## Data tied to figure images
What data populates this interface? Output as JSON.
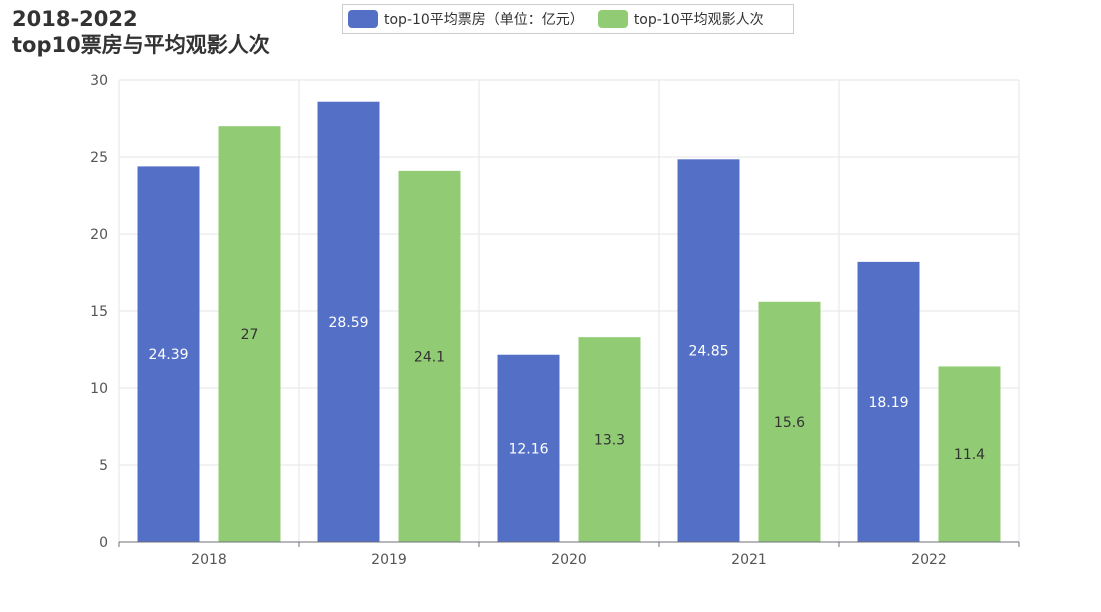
{
  "chart_data": {
    "type": "bar",
    "title_line1": "2018-2022",
    "title_line2": "top10票房与平均观影人次",
    "categories": [
      "2018",
      "2019",
      "2020",
      "2021",
      "2022"
    ],
    "series": [
      {
        "name": "top-10平均票房（单位：亿元）",
        "values": [
          24.39,
          28.59,
          12.16,
          24.85,
          18.19
        ],
        "color": "#5470c6",
        "label_color": "#ffffff"
      },
      {
        "name": "top-10平均观影人次",
        "values": [
          27,
          24.1,
          13.3,
          15.6,
          11.4
        ],
        "color": "#91cc75",
        "label_color": "#333333"
      }
    ],
    "ylim": [
      0,
      30
    ],
    "yticks": [
      "0",
      "5",
      "10",
      "15",
      "20",
      "25",
      "30"
    ],
    "grid": true,
    "legend_position": "top-center"
  }
}
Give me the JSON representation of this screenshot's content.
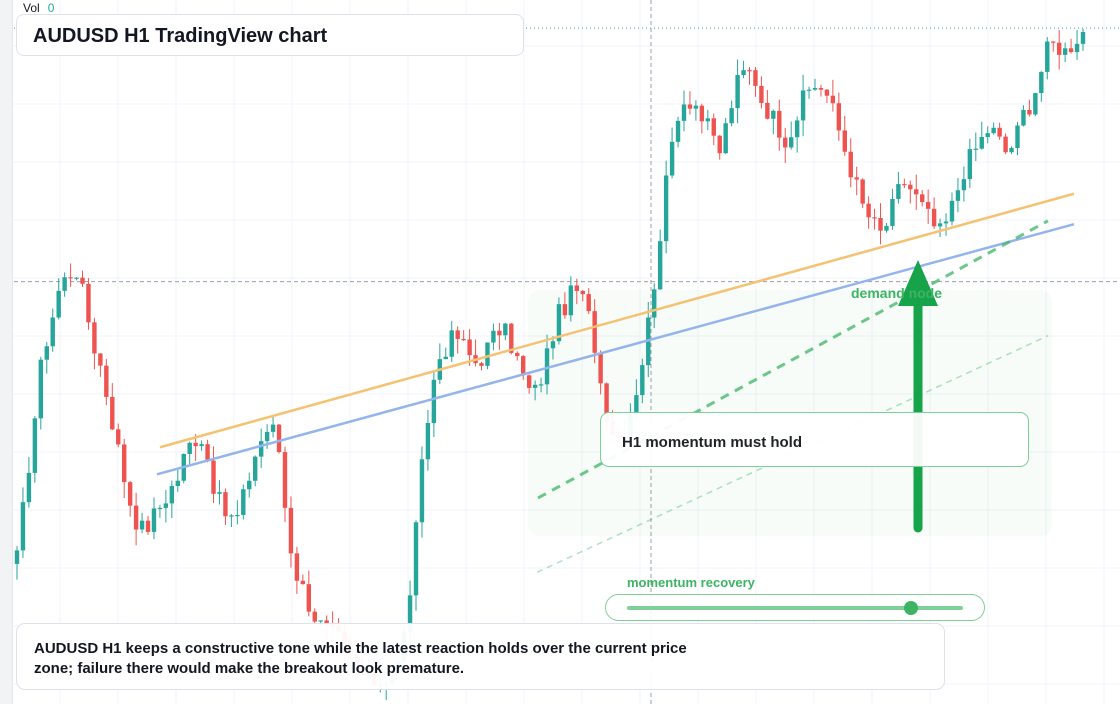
{
  "vol": {
    "label": "Vol",
    "value": "0"
  },
  "title": "AUDUSD H1 TradingView chart",
  "callout": "H1 momentum must hold",
  "zone_label": "demand node",
  "momentum": {
    "label": "momentum recovery",
    "level": 0.84
  },
  "caption": "AUDUSD H1 keeps a constructive tone while the latest reaction holds over the current price zone; failure there would make the breakout look premature.",
  "colors": {
    "up": "#26a69a",
    "down": "#ef5350",
    "accent": "#3cb464",
    "orange": "#f5c272",
    "blue": "#94b4ee"
  },
  "icons": {
    "signal": "up-arrow-icon"
  },
  "chart_data": {
    "type": "candlestick",
    "symbol": "AUDUSD",
    "timeframe": "H1",
    "price_range": [
      0,
      100
    ],
    "reference_levels": {
      "dotted_top": 98.5,
      "crosshair": 61
    },
    "series": {
      "closes": [
        20,
        30,
        40,
        50,
        55,
        60,
        62,
        63,
        58,
        52,
        48,
        42,
        36,
        30,
        26,
        24,
        26,
        28,
        30,
        32,
        36,
        38,
        38,
        32,
        28,
        26,
        26,
        30,
        35,
        38,
        40,
        36,
        24,
        18,
        15,
        12,
        10,
        9,
        8,
        6,
        4,
        3,
        2,
        2,
        3,
        4,
        10,
        22,
        35,
        45,
        50,
        52,
        53,
        51,
        49,
        50,
        52,
        54,
        53,
        50,
        46,
        44,
        47,
        52,
        56,
        58,
        60,
        58,
        54,
        46,
        40,
        38,
        40,
        44,
        50,
        58,
        68,
        78,
        86,
        88,
        88,
        85,
        83,
        80,
        85,
        90,
        92,
        92,
        88,
        86,
        84,
        82,
        85,
        88,
        90,
        90,
        88,
        84,
        80,
        76,
        72,
        70,
        68,
        70,
        74,
        76,
        74,
        72,
        70,
        68,
        70,
        74,
        78,
        80,
        82,
        84,
        82,
        80,
        82,
        86,
        88,
        92,
        96,
        96,
        95,
        97,
        98
      ],
      "orange_line": {
        "start": 36.5,
        "end": 74
      },
      "blue_line": {
        "start": 32.5,
        "end": 69.5
      },
      "green_dashed": {
        "start": 29,
        "end": 70
      },
      "green_dotted": {
        "start": 18,
        "end": 53
      }
    }
  }
}
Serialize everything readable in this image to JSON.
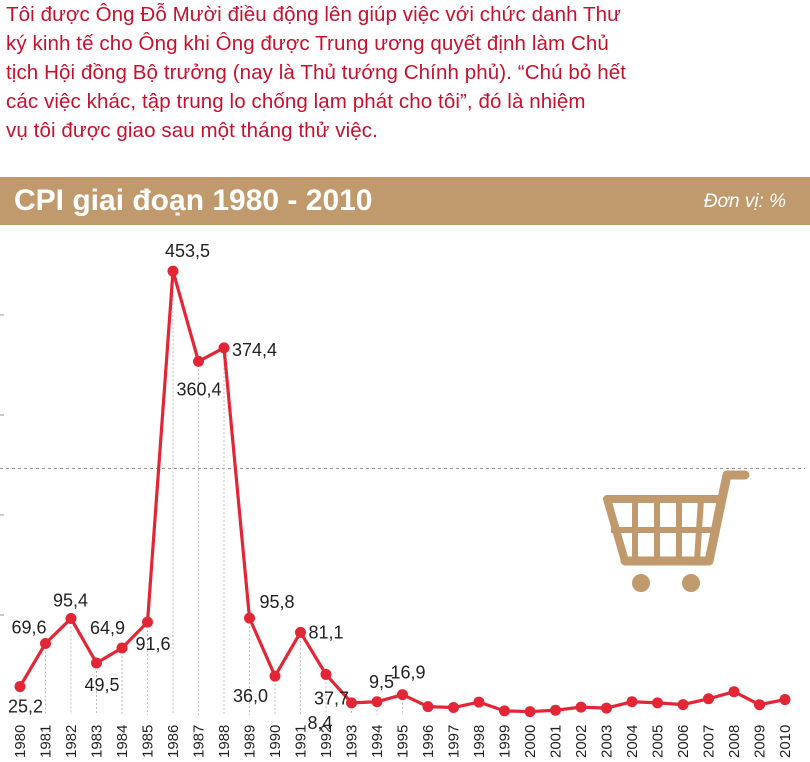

## EXERCISE
Copy everything in the records above except the pictures, exactly as written.

## TASK ANSWER
What data populates this interface? Output as JSON.
{
  "chart_data": {
    "type": "bar",
    "title_line1": "2018-2022",
    "title_line2": "top10票房与平均观影人次",
    "categories": [
      "2018",
      "2019",
      "2020",
      "2021",
      "2022"
    ],
    "series": [
      {
        "name": "top-10平均票房（单位：亿元）",
        "values": [
          24.39,
          28.59,
          12.16,
          24.85,
          18.19
        ],
        "color": "#5470c6",
        "label_color": "#ffffff"
      },
      {
        "name": "top-10平均观影人次",
        "values": [
          27,
          24.1,
          13.3,
          15.6,
          11.4
        ],
        "color": "#91cc75",
        "label_color": "#333333"
      }
    ],
    "ylim": [
      0,
      30
    ],
    "yticks": [
      "0",
      "5",
      "10",
      "15",
      "20",
      "25",
      "30"
    ],
    "grid": true,
    "legend_position": "top-center"
  }
}
Give me the JSON representation of this screenshot's content.
{
  "vol": {
    "label": "Vol",
    "value": "0"
  },
  "title": "AUDUSD H1 TradingView chart",
  "callout": "H1 momentum must hold",
  "zone_label": "demand node",
  "momentum": {
    "label": "momentum recovery",
    "level": 0.84
  },
  "caption": "AUDUSD H1 keeps a constructive tone while the latest reaction holds over the current price zone; failure there would make the breakout look premature.",
  "colors": {
    "up": "#26a69a",
    "down": "#ef5350",
    "accent": "#3cb464",
    "orange": "#f5c272",
    "blue": "#94b4ee"
  },
  "icons": {
    "signal": "up-arrow-icon"
  },
  "chart_data": {
    "type": "candlestick",
    "symbol": "AUDUSD",
    "timeframe": "H1",
    "price_range": [
      0,
      100
    ],
    "reference_levels": {
      "dotted_top": 98.5,
      "crosshair": 61
    },
    "series": {
      "closes": [
        20,
        30,
        40,
        50,
        55,
        60,
        62,
        63,
        58,
        52,
        48,
        42,
        36,
        30,
        26,
        24,
        26,
        28,
        30,
        32,
        36,
        38,
        38,
        32,
        28,
        26,
        26,
        30,
        35,
        38,
        40,
        36,
        24,
        18,
        15,
        12,
        10,
        9,
        8,
        6,
        4,
        3,
        2,
        2,
        3,
        4,
        10,
        22,
        35,
        45,
        50,
        52,
        53,
        51,
        49,
        50,
        52,
        54,
        53,
        50,
        46,
        44,
        47,
        52,
        56,
        58,
        60,
        58,
        54,
        46,
        40,
        38,
        40,
        44,
        50,
        58,
        68,
        78,
        86,
        88,
        88,
        85,
        83,
        80,
        85,
        90,
        92,
        92,
        88,
        86,
        84,
        82,
        85,
        88,
        90,
        90,
        88,
        84,
        80,
        76,
        72,
        70,
        68,
        70,
        74,
        76,
        74,
        72,
        70,
        68,
        70,
        74,
        78,
        80,
        82,
        84,
        82,
        80,
        82,
        86,
        88,
        92,
        96,
        96,
        95,
        97,
        98
      ],
      "orange_line": {
        "start": 36.5,
        "end": 74
      },
      "blue_line": {
        "start": 32.5,
        "end": 69.5
      },
      "green_dashed": {
        "start": 29,
        "end": 70
      },
      "green_dotted": {
        "start": 18,
        "end": 53
      }
    }
  }
}
Serialize everything readable in this image to JSON.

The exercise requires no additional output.